REQUIREMENTS
Without omitting anything, retype the data that follows.

Entries taken from a collection
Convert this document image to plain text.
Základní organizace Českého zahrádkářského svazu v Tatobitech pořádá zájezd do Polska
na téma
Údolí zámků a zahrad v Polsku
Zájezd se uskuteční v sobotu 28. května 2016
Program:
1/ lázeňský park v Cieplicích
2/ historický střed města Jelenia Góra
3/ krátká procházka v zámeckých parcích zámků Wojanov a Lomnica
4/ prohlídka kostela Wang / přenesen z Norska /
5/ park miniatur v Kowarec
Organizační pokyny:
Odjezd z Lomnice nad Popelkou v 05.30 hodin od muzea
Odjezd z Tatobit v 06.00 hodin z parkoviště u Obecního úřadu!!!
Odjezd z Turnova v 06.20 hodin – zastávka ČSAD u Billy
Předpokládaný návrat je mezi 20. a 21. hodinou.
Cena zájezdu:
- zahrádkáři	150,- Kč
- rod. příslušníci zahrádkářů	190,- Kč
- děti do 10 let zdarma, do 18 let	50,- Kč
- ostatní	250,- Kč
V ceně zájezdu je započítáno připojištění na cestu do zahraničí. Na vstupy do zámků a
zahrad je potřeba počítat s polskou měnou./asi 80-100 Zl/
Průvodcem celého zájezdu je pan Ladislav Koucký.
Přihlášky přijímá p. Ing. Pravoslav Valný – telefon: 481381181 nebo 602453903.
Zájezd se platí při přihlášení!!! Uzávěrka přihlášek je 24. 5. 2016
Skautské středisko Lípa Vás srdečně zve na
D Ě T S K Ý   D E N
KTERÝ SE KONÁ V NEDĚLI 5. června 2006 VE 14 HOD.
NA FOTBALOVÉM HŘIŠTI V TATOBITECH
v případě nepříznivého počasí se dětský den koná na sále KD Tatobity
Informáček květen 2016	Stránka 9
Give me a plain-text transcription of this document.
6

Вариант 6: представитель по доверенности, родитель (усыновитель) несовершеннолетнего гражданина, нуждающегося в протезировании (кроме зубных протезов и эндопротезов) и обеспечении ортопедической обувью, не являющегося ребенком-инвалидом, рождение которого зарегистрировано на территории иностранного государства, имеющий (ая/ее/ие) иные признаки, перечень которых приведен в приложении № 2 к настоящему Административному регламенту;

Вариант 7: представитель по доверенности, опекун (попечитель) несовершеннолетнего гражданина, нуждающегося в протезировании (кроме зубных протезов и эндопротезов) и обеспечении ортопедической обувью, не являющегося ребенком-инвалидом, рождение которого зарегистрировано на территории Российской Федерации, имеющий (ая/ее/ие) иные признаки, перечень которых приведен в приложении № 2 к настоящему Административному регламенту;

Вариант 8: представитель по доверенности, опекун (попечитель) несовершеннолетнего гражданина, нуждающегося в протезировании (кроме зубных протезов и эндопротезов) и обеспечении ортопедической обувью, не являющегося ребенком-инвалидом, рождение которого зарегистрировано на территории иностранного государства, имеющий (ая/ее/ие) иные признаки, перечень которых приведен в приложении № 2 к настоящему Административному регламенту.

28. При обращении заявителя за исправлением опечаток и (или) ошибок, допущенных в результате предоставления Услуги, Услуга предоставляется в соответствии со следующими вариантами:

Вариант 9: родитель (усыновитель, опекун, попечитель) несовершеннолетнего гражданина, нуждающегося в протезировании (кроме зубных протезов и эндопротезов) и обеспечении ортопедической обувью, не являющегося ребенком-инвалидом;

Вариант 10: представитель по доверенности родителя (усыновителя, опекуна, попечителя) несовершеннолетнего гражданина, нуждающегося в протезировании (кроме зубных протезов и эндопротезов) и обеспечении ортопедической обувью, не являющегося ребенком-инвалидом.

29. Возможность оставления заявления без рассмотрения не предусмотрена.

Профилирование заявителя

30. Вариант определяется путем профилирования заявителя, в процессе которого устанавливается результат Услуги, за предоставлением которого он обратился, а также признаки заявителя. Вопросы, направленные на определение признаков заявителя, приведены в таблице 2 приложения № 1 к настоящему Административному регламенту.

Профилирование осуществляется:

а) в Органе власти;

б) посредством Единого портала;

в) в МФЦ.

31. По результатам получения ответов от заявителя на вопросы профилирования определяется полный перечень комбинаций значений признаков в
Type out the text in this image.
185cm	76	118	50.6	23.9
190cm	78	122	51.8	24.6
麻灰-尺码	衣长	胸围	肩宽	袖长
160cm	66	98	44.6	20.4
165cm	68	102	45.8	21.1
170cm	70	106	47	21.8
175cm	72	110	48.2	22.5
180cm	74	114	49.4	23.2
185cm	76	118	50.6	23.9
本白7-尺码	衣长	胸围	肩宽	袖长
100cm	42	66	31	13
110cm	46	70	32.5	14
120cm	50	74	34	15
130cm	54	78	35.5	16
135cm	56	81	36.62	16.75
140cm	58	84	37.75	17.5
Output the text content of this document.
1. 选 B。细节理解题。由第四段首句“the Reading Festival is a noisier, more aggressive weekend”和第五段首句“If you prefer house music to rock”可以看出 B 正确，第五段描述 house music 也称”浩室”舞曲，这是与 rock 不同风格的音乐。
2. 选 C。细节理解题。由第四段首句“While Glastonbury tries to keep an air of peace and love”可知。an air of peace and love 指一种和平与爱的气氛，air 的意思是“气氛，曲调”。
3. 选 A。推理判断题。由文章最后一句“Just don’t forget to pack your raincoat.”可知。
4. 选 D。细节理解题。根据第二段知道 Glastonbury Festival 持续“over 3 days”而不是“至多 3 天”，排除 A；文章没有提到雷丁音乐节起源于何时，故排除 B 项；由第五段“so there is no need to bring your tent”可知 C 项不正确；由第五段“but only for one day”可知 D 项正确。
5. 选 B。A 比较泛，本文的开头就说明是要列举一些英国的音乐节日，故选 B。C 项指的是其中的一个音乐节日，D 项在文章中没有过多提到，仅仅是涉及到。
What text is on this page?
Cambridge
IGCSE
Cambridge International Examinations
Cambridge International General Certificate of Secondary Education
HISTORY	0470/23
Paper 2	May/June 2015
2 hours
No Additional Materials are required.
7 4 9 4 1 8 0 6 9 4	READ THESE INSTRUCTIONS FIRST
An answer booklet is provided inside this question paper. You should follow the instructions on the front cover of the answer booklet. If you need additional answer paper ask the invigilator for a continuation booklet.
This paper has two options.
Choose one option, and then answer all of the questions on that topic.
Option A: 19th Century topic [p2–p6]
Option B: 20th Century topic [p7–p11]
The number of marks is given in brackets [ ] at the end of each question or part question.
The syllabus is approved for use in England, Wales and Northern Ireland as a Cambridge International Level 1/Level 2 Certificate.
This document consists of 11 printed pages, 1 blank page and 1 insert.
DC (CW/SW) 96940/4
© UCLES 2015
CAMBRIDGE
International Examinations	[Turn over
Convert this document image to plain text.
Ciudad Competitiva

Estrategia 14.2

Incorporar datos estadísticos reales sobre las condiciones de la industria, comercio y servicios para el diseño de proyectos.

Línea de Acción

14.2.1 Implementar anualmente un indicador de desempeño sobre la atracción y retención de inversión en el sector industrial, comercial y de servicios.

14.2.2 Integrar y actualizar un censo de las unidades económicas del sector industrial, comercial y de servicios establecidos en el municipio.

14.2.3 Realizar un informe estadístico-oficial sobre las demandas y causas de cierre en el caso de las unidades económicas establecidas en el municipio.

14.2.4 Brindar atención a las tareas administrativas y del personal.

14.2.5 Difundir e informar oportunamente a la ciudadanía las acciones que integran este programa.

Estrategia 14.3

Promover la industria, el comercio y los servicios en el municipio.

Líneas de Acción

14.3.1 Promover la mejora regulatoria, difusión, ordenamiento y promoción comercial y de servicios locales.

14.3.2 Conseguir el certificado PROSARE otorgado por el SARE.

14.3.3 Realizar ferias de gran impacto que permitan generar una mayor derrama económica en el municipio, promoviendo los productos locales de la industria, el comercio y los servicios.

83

FINAL ANSWER
Convert this document image to plain text.
Základní organizace Českého zahrádkářského svazu v Tatobitech pořádá zájezd do Polska
na téma
Údolí zámků a zahrad v Polsku
Zájezd se uskuteční v sobotu 28. května 2016
Program:
1/ lázeňský park v Cieplicích
2/ historický střed města Jelenia Góra
3/ krátká procházka v zámeckých parcích zámků Wojanov a Lomnica
4/ prohlídka kostela Wang / přenesen z Norska /
5/ park miniatur v Kowarec
Organizační pokyny:
Odjezd z Lomnice nad Popelkou v 05.30 hodin od muzea
Odjezd z Tatobit v 06.00 hodin z parkoviště u Obecního úřadu!!!
Odjezd z Turnova v 06.20 hodin – zastávka ČSAD u Billy
Předpokládaný návrat je mezi 20. a 21. hodinou.
Cena zájezdu:
- zahrádkáři	150,- Kč
- rod. příslušníci zahrádkářů	190,- Kč
- děti do 10 let zdarma, do 18 let	50,- Kč
- ostatní	250,- Kč
V ceně zájezdu je započítáno připojištění na cestu do zahraničí. Na vstupy do zámků a
zahrad je potřeba počítat s polskou měnou./asi 80-100 Zl/
Průvodcem celého zájezdu je pan Ladislav Koucký.
Přihlášky přijímá p. Ing. Pravoslav Valný – telefon: 481381181 nebo 602453903.
Zájezd se platí při přihlášení!!! Uzávěrka přihlášek je 24. 5. 2016
Skautské středisko Lípa Vás srdečně zve na
D Ě T S K Ý   D E N
KTERÝ SE KONÁ V NEDĚLI 5. června 2006 VE 14 HOD.
NA FOTBALOVÉM HŘIŠTI V TATOBITECH
v případě nepříznivého počasí se dětský den koná na sále KD Tatobity
Informáček květen 2016	Stránka 9
Give me a plain-text transcription of this document.
6

Вариант 6: представитель по доверенности, родитель (усыновитель) несовершеннолетнего гражданина, нуждающегося в протезировании (кроме зубных протезов и эндопротезов) и обеспечении ортопедической обувью, не являющегося ребенком-инвалидом, рождение которого зарегистрировано на территории иностранного государства, имеющий (ая/ее/ие) иные признаки, перечень которых приведен в приложении № 2 к настоящему Административному регламенту;

Вариант 7: представитель по доверенности, опекун (попечитель) несовершеннолетнего гражданина, нуждающегося в протезировании (кроме зубных протезов и эндопротезов) и обеспечении ортопедической обувью, не являющегося ребенком-инвалидом, рождение которого зарегистрировано на территории Российской Федерации, имеющий (ая/ее/ие) иные признаки, перечень которых приведен в приложении № 2 к настоящему Административному регламенту;

Вариант 8: представитель по доверенности, опекун (попечитель) несовершеннолетнего гражданина, нуждающегося в протезировании (кроме зубных протезов и эндопротезов) и обеспечении ортопедической обувью, не являющегося ребенком-инвалидом, рождение которого зарегистрировано на территории иностранного государства, имеющий (ая/ее/ие) иные признаки, перечень которых приведен в приложении № 2 к настоящему Административному регламенту.

28. При обращении заявителя за исправлением опечаток и (или) ошибок, допущенных в результате предоставления Услуги, Услуга предоставляется в соответствии со следующими вариантами:

Вариант 9: родитель (усыновитель, опекун, попечитель) несовершеннолетнего гражданина, нуждающегося в протезировании (кроме зубных протезов и эндопротезов) и обеспечении ортопедической обувью, не являющегося ребенком-инвалидом;

Вариант 10: представитель по доверенности родителя (усыновителя, опекуна, попечителя) несовершеннолетнего гражданина, нуждающегося в протезировании (кроме зубных протезов и эндопротезов) и обеспечении ортопедической обувью, не являющегося ребенком-инвалидом.

29. Возможность оставления заявления без рассмотрения не предусмотрена.

Профилирование заявителя

30. Вариант определяется путем профилирования заявителя, в процессе которого устанавливается результат Услуги, за предоставлением которого он обратился, а также признаки заявителя. Вопросы, направленные на определение признаков заявителя, приведены в таблице 2 приложения № 1 к настоящему Административному регламенту.

Профилирование осуществляется:

а) в Органе власти;

б) посредством Единого портала;

в) в МФЦ.

31. По результатам получения ответов от заявителя на вопросы профилирования определяется полный перечень комбинаций значений признаков в
Type out the text in this image.
185cm	76	118	50.6	23.9
190cm	78	122	51.8	24.6
麻灰-尺码	衣长	胸围	肩宽	袖长
160cm	66	98	44.6	20.4
165cm	68	102	45.8	21.1
170cm	70	106	47	21.8
175cm	72	110	48.2	22.5
180cm	74	114	49.4	23.2
185cm	76	118	50.6	23.9
本白7-尺码	衣长	胸围	肩宽	袖长
100cm	42	66	31	13
110cm	46	70	32.5	14
120cm	50	74	34	15
130cm	54	78	35.5	16
135cm	56	81	36.62	16.75
140cm	58	84	37.75	17.5
Output the text content of this document.
1. 选 B。细节理解题。由第四段首句“the Reading Festival is a noisier, more aggressive weekend”和第五段首句“If you prefer house music to rock”可以看出 B 正确，第五段描述 house music 也称”浩室”舞曲，这是与 rock 不同风格的音乐。
2. 选 C。细节理解题。由第四段首句“While Glastonbury tries to keep an air of peace and love”可知。an air of peace and love 指一种和平与爱的气氛，air 的意思是“气氛，曲调”。
3. 选 A。推理判断题。由文章最后一句“Just don’t forget to pack your raincoat.”可知。
4. 选 D。细节理解题。根据第二段知道 Glastonbury Festival 持续“over 3 days”而不是“至多 3 天”，排除 A；文章没有提到雷丁音乐节起源于何时，故排除 B 项；由第五段“so there is no need to bring your tent”可知 C 项不正确；由第五段“but only for one day”可知 D 项正确。
5. 选 B。A 比较泛，本文的开头就说明是要列举一些英国的音乐节日，故选 B。C 项指的是其中的一个音乐节日，D 项在文章中没有过多提到，仅仅是涉及到。
What text is on this page?
Cambridge
IGCSE
Cambridge International Examinations
Cambridge International General Certificate of Secondary Education
HISTORY	0470/23
Paper 2	May/June 2015
2 hours
No Additional Materials are required.
7 4 9 4 1 8 0 6 9 4	READ THESE INSTRUCTIONS FIRST
An answer booklet is provided inside this question paper. You should follow the instructions on the front cover of the answer booklet. If you need additional answer paper ask the invigilator for a continuation booklet.
This paper has two options.
Choose one option, and then answer all of the questions on that topic.
Option A: 19th Century topic [p2–p6]
Option B: 20th Century topic [p7–p11]
The number of marks is given in brackets [ ] at the end of each question or part question.
The syllabus is approved for use in England, Wales and Northern Ireland as a Cambridge International Level 1/Level 2 Certificate.
This document consists of 11 printed pages, 1 blank page and 1 insert.
DC (CW/SW) 96940/4
© UCLES 2015
CAMBRIDGE
International Examinations	[Turn over
Convert this document image to plain text.
Ciudad Competitiva

Estrategia 14.2

Incorporar datos estadísticos reales sobre las condiciones de la industria, comercio y servicios para el diseño de proyectos.

Línea de Acción

14.2.1 Implementar anualmente un indicador de desempeño sobre la atracción y retención de inversión en el sector industrial, comercial y de servicios.

14.2.2 Integrar y actualizar un censo de las unidades económicas del sector industrial, comercial y de servicios establecidos en el municipio.

14.2.3 Realizar un informe estadístico-oficial sobre las demandas y causas de cierre en el caso de las unidades económicas establecidas en el municipio.

14.2.4 Brindar atención a las tareas administrativas y del personal.

14.2.5 Difundir e informar oportunamente a la ciudadanía las acciones que integran este programa.

Estrategia 14.3

Promover la industria, el comercio y los servicios en el municipio.

Líneas de Acción

14.3.1 Promover la mejora regulatoria, difusión, ordenamiento y promoción comercial y de servicios locales.

14.3.2 Conseguir el certificado PROSARE otorgado por el SARE.

14.3.3 Realizar ferias de gran impacto que permitan generar una mayor derrama económica en el municipio, promoviendo los productos locales de la industria, el comercio y los servicios.

83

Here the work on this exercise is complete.